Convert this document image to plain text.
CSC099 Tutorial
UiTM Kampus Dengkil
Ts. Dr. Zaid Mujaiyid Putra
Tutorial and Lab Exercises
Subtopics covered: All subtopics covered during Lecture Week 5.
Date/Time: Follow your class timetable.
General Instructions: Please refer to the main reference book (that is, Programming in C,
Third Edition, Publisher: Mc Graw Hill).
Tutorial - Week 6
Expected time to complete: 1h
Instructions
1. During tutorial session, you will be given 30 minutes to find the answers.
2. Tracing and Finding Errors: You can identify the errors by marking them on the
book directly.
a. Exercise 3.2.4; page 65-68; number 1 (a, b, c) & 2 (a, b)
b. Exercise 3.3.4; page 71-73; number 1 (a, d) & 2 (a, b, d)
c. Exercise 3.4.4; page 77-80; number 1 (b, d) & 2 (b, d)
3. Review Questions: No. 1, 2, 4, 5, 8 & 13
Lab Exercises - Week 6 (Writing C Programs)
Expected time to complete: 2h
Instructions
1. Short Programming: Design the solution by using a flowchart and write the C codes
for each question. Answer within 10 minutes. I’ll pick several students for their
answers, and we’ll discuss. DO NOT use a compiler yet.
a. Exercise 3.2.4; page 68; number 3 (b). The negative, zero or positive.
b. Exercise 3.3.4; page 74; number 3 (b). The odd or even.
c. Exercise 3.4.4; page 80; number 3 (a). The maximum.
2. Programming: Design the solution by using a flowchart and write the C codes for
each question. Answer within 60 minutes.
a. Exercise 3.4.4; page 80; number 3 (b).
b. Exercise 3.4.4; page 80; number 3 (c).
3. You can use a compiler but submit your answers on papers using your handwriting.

* _Task directions_
All lines above with "flowchart" in them should be returned.

* _Response to the task_
1. Short Programming: Design the solution by using a flowchart and write the C codes
2. Programming: Design the solution by using a flowchart and write the C codes for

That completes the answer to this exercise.